> _RECORD SET_:
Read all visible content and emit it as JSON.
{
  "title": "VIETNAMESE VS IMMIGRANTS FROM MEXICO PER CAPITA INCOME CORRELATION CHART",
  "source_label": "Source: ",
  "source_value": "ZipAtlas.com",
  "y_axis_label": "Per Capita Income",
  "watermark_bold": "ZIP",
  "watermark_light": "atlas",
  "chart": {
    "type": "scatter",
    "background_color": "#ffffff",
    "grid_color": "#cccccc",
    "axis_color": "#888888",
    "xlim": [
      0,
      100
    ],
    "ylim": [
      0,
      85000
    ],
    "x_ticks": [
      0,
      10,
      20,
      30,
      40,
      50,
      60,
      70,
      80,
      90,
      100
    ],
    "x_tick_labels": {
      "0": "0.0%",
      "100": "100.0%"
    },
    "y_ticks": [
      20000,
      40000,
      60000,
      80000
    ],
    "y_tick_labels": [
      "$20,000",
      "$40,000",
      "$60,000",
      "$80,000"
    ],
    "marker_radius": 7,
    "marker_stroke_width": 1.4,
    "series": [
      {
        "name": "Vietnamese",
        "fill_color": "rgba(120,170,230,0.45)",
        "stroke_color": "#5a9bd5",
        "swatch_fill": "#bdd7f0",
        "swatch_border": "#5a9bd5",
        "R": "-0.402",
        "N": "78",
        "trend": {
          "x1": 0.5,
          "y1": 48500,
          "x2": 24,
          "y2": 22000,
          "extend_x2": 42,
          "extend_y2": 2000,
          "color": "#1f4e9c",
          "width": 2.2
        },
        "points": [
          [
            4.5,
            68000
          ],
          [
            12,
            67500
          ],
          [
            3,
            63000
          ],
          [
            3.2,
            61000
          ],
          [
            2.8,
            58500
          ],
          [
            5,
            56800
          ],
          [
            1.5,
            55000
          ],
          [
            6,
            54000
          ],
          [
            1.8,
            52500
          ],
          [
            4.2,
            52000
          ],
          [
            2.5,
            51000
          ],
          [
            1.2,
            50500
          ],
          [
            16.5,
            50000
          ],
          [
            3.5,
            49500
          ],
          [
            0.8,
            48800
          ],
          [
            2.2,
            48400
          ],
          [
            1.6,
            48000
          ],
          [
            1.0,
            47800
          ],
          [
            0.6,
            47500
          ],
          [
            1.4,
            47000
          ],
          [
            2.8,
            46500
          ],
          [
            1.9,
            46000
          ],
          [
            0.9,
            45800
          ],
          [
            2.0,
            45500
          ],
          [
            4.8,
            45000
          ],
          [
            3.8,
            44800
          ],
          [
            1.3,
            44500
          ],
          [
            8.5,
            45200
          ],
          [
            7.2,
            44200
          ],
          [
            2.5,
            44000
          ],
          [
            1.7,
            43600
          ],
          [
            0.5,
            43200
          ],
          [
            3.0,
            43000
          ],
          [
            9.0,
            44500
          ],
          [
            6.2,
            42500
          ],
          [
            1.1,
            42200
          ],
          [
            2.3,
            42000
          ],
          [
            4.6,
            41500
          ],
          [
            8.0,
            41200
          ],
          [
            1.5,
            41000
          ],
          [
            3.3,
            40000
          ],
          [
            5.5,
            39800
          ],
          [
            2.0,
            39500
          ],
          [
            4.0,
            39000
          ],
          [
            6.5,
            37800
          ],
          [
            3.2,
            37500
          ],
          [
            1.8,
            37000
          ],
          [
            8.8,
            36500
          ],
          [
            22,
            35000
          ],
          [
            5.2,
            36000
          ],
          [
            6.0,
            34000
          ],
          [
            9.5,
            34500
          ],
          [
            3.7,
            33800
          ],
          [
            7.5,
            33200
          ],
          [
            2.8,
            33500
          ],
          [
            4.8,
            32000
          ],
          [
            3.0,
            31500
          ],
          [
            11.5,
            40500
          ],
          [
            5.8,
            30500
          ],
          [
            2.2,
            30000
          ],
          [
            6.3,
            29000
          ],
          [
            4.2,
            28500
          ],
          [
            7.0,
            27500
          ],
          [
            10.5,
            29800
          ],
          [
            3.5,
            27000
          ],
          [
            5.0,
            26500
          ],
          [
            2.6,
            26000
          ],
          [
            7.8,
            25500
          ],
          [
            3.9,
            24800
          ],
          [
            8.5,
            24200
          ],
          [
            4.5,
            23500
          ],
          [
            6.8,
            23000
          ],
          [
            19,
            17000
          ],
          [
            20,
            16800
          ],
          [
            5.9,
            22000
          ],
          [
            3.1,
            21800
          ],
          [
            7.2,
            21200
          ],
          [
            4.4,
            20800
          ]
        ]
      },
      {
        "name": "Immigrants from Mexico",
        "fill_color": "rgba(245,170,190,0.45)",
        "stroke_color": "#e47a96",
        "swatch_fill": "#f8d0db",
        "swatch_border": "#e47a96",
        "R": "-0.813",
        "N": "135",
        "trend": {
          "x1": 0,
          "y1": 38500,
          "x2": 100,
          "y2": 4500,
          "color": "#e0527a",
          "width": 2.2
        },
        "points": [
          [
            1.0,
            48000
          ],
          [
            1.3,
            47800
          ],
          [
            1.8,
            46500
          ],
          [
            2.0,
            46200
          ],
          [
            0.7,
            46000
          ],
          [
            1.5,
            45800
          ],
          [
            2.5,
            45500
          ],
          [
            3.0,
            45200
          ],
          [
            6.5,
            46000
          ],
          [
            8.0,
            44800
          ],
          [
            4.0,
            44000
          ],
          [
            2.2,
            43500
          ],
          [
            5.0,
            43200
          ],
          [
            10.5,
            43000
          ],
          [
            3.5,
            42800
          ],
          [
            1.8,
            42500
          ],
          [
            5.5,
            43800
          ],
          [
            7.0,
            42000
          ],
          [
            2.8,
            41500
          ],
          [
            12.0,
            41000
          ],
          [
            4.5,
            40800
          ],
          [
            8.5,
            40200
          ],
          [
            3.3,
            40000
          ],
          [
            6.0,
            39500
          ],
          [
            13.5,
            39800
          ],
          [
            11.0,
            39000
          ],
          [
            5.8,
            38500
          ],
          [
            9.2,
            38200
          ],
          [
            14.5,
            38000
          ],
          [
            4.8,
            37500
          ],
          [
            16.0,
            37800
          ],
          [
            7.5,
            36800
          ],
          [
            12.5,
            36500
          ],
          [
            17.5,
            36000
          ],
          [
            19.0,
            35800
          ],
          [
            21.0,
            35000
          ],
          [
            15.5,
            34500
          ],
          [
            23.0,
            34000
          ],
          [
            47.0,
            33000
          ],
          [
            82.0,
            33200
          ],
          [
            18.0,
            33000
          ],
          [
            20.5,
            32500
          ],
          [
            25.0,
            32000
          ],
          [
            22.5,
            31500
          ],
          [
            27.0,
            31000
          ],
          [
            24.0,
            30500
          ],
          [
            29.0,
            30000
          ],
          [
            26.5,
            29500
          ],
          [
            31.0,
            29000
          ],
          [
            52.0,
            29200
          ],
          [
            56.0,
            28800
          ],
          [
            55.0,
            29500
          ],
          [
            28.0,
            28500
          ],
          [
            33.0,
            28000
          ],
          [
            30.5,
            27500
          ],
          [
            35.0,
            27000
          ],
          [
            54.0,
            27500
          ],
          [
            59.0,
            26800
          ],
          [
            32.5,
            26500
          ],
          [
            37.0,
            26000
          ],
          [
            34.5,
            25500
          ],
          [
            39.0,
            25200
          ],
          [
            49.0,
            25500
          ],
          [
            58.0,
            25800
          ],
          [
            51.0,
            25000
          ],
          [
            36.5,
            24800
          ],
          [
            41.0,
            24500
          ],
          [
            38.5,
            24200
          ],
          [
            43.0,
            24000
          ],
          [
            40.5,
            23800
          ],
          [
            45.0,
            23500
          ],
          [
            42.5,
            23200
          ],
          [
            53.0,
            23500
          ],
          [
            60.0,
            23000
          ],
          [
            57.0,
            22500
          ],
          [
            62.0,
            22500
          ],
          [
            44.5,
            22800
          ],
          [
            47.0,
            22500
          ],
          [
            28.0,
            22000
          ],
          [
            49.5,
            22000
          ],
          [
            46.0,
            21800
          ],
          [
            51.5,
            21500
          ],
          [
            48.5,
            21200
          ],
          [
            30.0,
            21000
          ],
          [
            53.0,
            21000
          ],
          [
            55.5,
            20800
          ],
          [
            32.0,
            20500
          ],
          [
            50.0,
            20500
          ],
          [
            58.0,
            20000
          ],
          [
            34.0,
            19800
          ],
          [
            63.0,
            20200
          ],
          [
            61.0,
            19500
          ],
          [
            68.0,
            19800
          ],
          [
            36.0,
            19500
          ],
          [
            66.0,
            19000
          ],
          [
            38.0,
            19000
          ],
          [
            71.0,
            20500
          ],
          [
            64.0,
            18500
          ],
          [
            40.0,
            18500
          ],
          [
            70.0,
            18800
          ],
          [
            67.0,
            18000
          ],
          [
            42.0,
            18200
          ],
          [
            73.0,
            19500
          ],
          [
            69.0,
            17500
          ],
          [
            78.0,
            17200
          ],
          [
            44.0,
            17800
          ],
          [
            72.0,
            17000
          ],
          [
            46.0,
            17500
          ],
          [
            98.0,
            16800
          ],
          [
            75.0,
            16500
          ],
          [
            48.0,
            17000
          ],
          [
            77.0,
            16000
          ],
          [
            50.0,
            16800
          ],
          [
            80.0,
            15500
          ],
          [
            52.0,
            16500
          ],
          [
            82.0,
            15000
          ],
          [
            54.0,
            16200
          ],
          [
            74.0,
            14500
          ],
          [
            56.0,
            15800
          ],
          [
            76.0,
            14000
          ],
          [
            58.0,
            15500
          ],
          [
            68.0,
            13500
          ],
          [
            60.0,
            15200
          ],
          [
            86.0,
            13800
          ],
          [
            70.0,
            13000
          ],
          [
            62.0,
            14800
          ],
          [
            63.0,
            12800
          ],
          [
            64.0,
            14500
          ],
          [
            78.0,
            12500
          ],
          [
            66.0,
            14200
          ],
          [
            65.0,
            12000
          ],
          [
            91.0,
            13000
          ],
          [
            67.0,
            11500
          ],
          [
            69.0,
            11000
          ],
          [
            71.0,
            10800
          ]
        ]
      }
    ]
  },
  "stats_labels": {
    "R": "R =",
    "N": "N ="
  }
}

> _TASK DIRECTIONS_:
Every line containing the string "rgba" must be listed.

> _EXERCISE RESULT_:
        "fill_color": "rgba(120,170,230,0.45)",
        "fill_color": "rgba(245,170,190,0.45)",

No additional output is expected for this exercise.